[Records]
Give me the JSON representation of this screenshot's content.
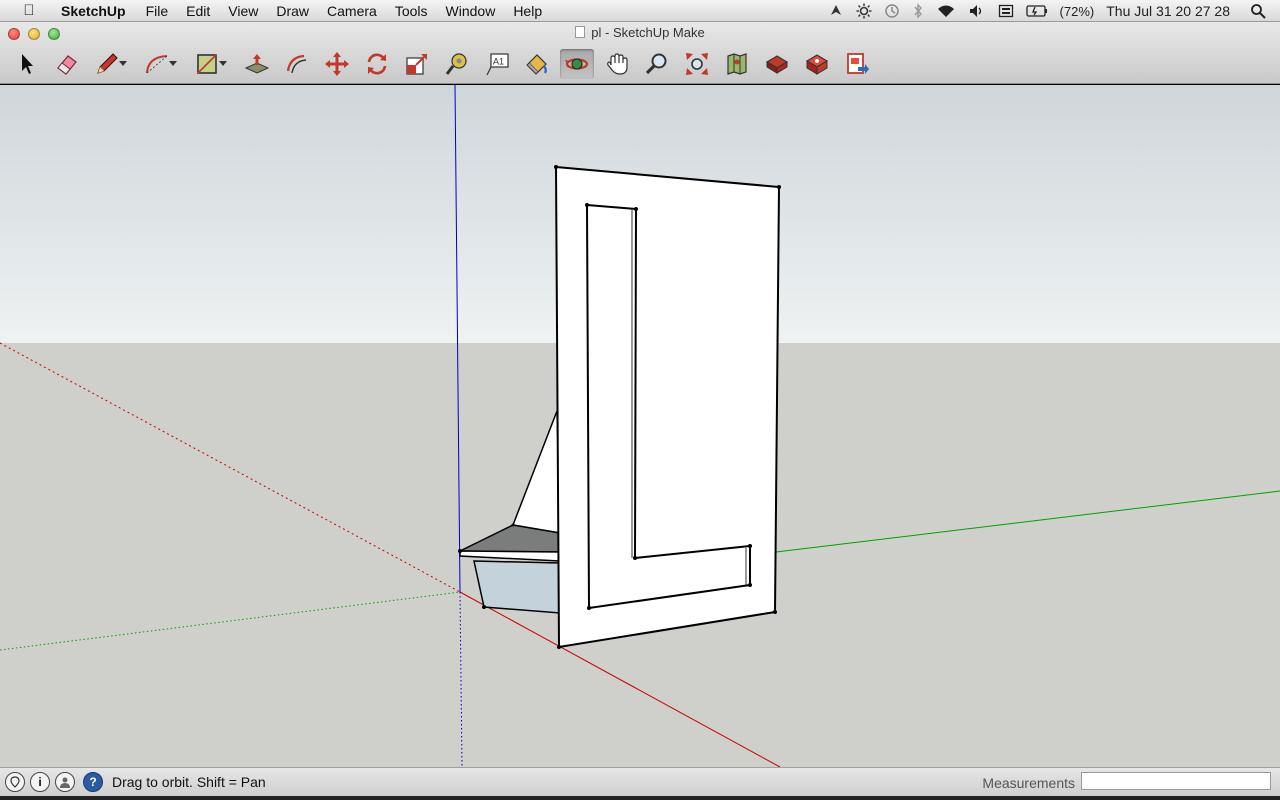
{
  "menubar": {
    "app_name": "SketchUp",
    "items": [
      "File",
      "Edit",
      "View",
      "Draw",
      "Camera",
      "Tools",
      "Window",
      "Help"
    ],
    "battery": "(72%)",
    "clock": "Thu Jul 31  20 27 28"
  },
  "window": {
    "title": "pl - SketchUp Make"
  },
  "toolbar": {
    "tools": [
      {
        "name": "select-tool",
        "icon": "arrow-cursor-icon"
      },
      {
        "name": "eraser-tool",
        "icon": "eraser-icon"
      },
      {
        "name": "line-tool",
        "icon": "pencil-icon"
      },
      {
        "name": "arc-tool",
        "icon": "arc-icon"
      },
      {
        "name": "rectangle-tool",
        "icon": "rectangle-icon"
      },
      {
        "name": "push-pull-tool",
        "icon": "push-pull-icon"
      },
      {
        "name": "offset-tool",
        "icon": "offset-icon"
      },
      {
        "name": "move-tool",
        "icon": "move-arrows-icon"
      },
      {
        "name": "rotate-tool",
        "icon": "rotate-icon"
      },
      {
        "name": "scale-tool",
        "icon": "scale-icon"
      },
      {
        "name": "tape-measure-tool",
        "icon": "tape-measure-icon"
      },
      {
        "name": "text-tool",
        "icon": "text-label-icon"
      },
      {
        "name": "paint-bucket-tool",
        "icon": "paint-bucket-icon"
      },
      {
        "name": "orbit-tool",
        "icon": "orbit-icon",
        "active": true
      },
      {
        "name": "pan-tool",
        "icon": "hand-icon"
      },
      {
        "name": "zoom-tool",
        "icon": "magnifier-icon"
      },
      {
        "name": "zoom-extents-tool",
        "icon": "zoom-extents-icon"
      },
      {
        "name": "previous-view-tool",
        "icon": "map-icon"
      },
      {
        "name": "warehouse-tool",
        "icon": "warehouse-icon"
      },
      {
        "name": "extension-warehouse-tool",
        "icon": "extension-box-icon"
      },
      {
        "name": "send-to-layout-tool",
        "icon": "send-to-layout-icon"
      }
    ],
    "text_tool_glyph": "A1"
  },
  "statusbar": {
    "hint": "Drag to orbit.  Shift = Pan",
    "measurements_label": "Measurements",
    "measurements_value": "",
    "icons": [
      "geo-location-icon",
      "info-icon",
      "user-icon",
      "help-icon"
    ],
    "info_glyph": "i",
    "help_glyph": "?"
  },
  "colors": {
    "sky": "#e9eef0",
    "ground": "#cfcfcb",
    "axis_red": "#cc0000",
    "axis_green": "#00a000",
    "axis_blue": "#0000cc"
  }
}
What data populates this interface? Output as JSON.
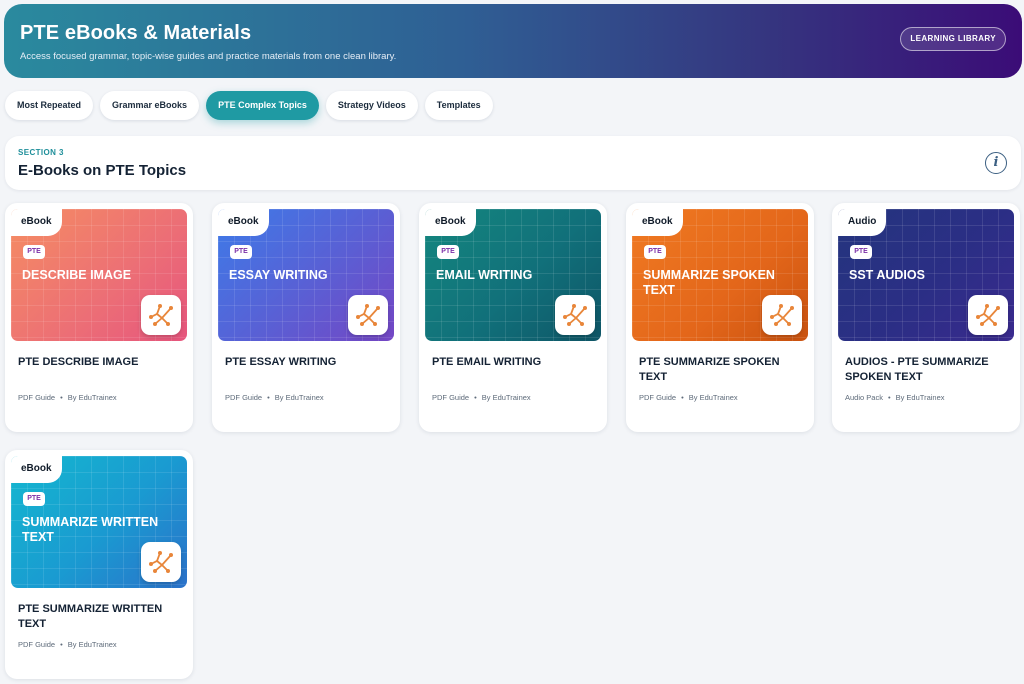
{
  "hero": {
    "title": "PTE eBooks & Materials",
    "subtitle": "Access focused grammar, topic-wise guides and practice materials from one clean library.",
    "button": "LEARNING LIBRARY"
  },
  "tabs": [
    {
      "label": "Most Repeated",
      "active": false
    },
    {
      "label": "Grammar eBooks",
      "active": false
    },
    {
      "label": "PTE Complex Topics",
      "active": true
    },
    {
      "label": "Strategy Videos",
      "active": false
    },
    {
      "label": "Templates",
      "active": false
    }
  ],
  "section": {
    "kicker": "SECTION 3",
    "title": "E-Books on PTE Topics",
    "info_icon": "info-icon"
  },
  "cards": [
    {
      "ribbon": "eBook",
      "pill": "PTE",
      "thumb_title": "DESCRIBE IMAGE",
      "title": "PTE DESCRIBE IMAGE",
      "type": "PDF Guide",
      "author": "By EduTrainex",
      "gradient": "coral"
    },
    {
      "ribbon": "eBook",
      "pill": "PTE",
      "thumb_title": "ESSAY WRITING",
      "title": "PTE ESSAY WRITING",
      "type": "PDF Guide",
      "author": "By EduTrainex",
      "gradient": "blue"
    },
    {
      "ribbon": "eBook",
      "pill": "PTE",
      "thumb_title": "EMAIL WRITING",
      "title": "PTE EMAIL WRITING",
      "type": "PDF Guide",
      "author": "By EduTrainex",
      "gradient": "teal"
    },
    {
      "ribbon": "eBook",
      "pill": "PTE",
      "thumb_title": "SUMMARIZE SPOKEN TEXT",
      "title": "PTE SUMMARIZE SPOKEN TEXT",
      "type": "PDF Guide",
      "author": "By EduTrainex",
      "gradient": "orange"
    },
    {
      "ribbon": "Audio",
      "pill": "PTE",
      "thumb_title": "SST AUDIOS",
      "title": "AUDIOS - PTE SUMMARIZE SPOKEN TEXT",
      "type": "Audio Pack",
      "author": "By EduTrainex",
      "gradient": "navy"
    },
    {
      "ribbon": "eBook",
      "pill": "PTE",
      "thumb_title": "SUMMARIZE WRITTEN TEXT",
      "title": "PTE SUMMARIZE WRITTEN TEXT",
      "type": "PDF Guide",
      "author": "By EduTrainex",
      "gradient": "cyan"
    }
  ],
  "logo_icon": "edutrainex-logo-icon",
  "colors": {
    "accent": "#1f9aa3",
    "hero_start": "#2a8a9e",
    "hero_end": "#3b0c77",
    "logo": "#e8863a"
  }
}
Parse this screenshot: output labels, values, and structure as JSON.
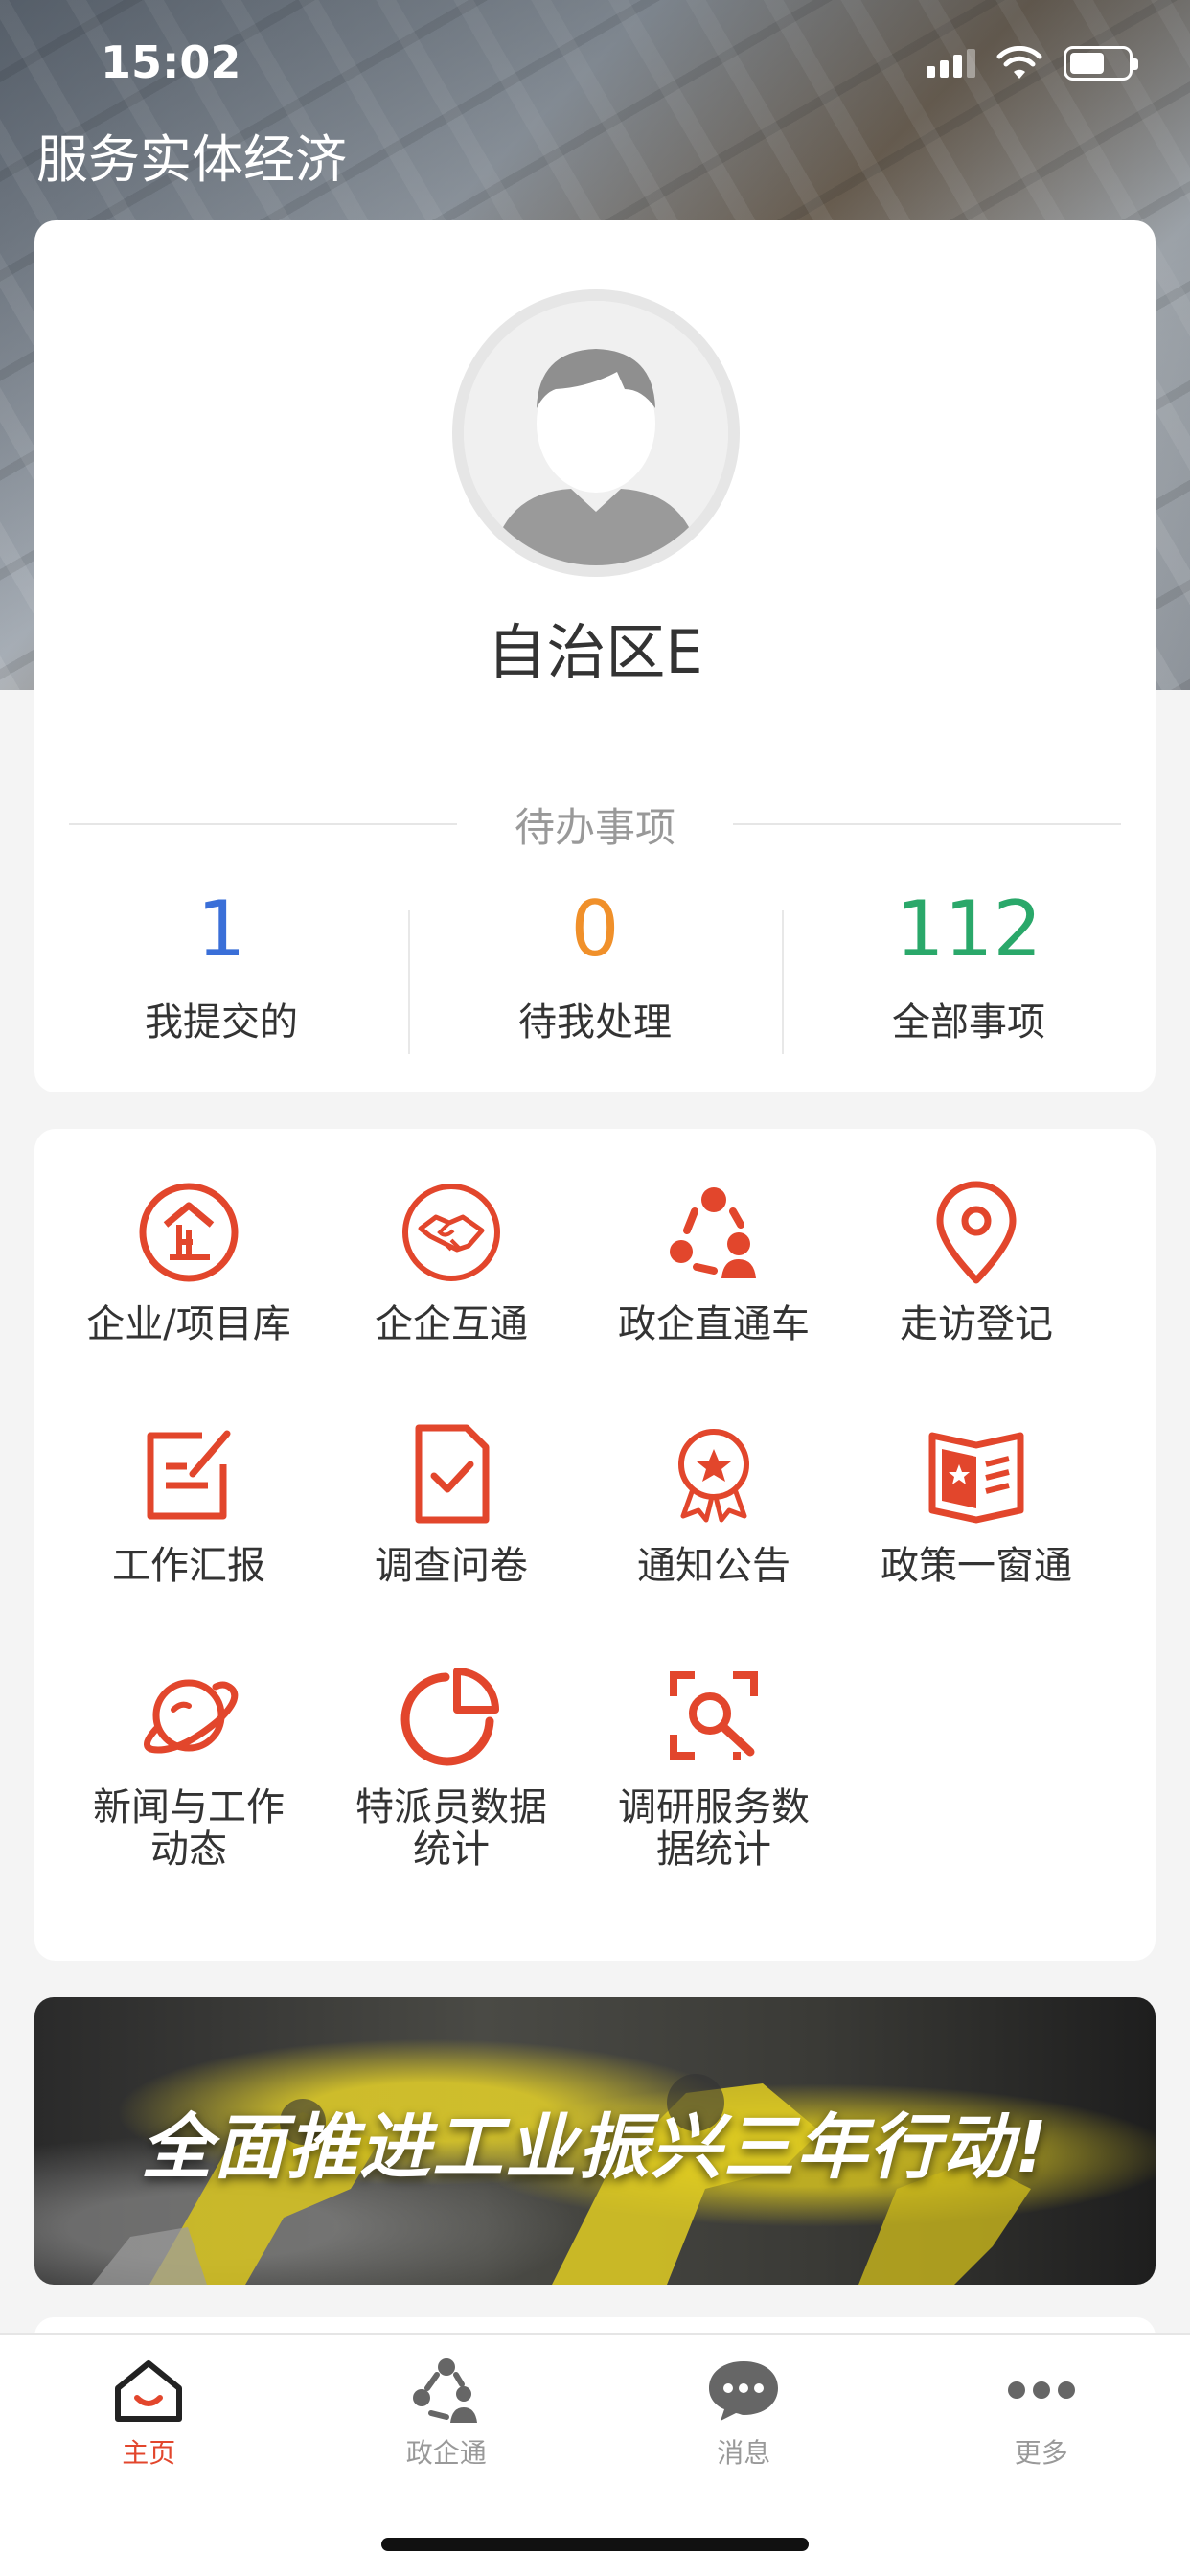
{
  "status": {
    "time": "15:02"
  },
  "app_title": "服务实体经济",
  "profile": {
    "name": "自治区E"
  },
  "todo": {
    "title": "待办事项",
    "stats": [
      {
        "value": "1",
        "label": "我提交的",
        "color": "#3a6fd8"
      },
      {
        "value": "0",
        "label": "待我处理",
        "color": "#f0902a"
      },
      {
        "value": "112",
        "label": "全部事项",
        "color": "#2aa86a"
      }
    ]
  },
  "menu": [
    {
      "label": "企业/项目库",
      "icon": "enterprise-icon"
    },
    {
      "label": "企企互通",
      "icon": "handshake-icon"
    },
    {
      "label": "政企直通车",
      "icon": "network-people-icon"
    },
    {
      "label": "走访登记",
      "icon": "location-pin-icon"
    },
    {
      "label": "工作汇报",
      "icon": "edit-report-icon"
    },
    {
      "label": "调查问卷",
      "icon": "checked-document-icon"
    },
    {
      "label": "通知公告",
      "icon": "award-badge-icon"
    },
    {
      "label": "政策一窗通",
      "icon": "policy-book-icon"
    },
    {
      "label": "新闻与工作动态",
      "icon": "planet-icon"
    },
    {
      "label": "特派员数据统计",
      "icon": "pie-chart-icon"
    },
    {
      "label": "调研服务数据统计",
      "icon": "scan-search-icon"
    }
  ],
  "banner": {
    "text": "全面推进工业振兴三年行动!"
  },
  "tabs": [
    {
      "label": "主页",
      "icon": "home-icon",
      "active": true
    },
    {
      "label": "政企通",
      "icon": "people-network-icon",
      "active": false
    },
    {
      "label": "消息",
      "icon": "chat-icon",
      "active": false
    },
    {
      "label": "更多",
      "icon": "more-dots-icon",
      "active": false
    }
  ],
  "colors": {
    "accent": "#e2462c",
    "icon_red": "#e2462c"
  }
}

*Your goal*
List each line of the records that holds the string "rectangle".

*Response*
        "name": "rectangle-tool",
        "icon": "rectangle-icon"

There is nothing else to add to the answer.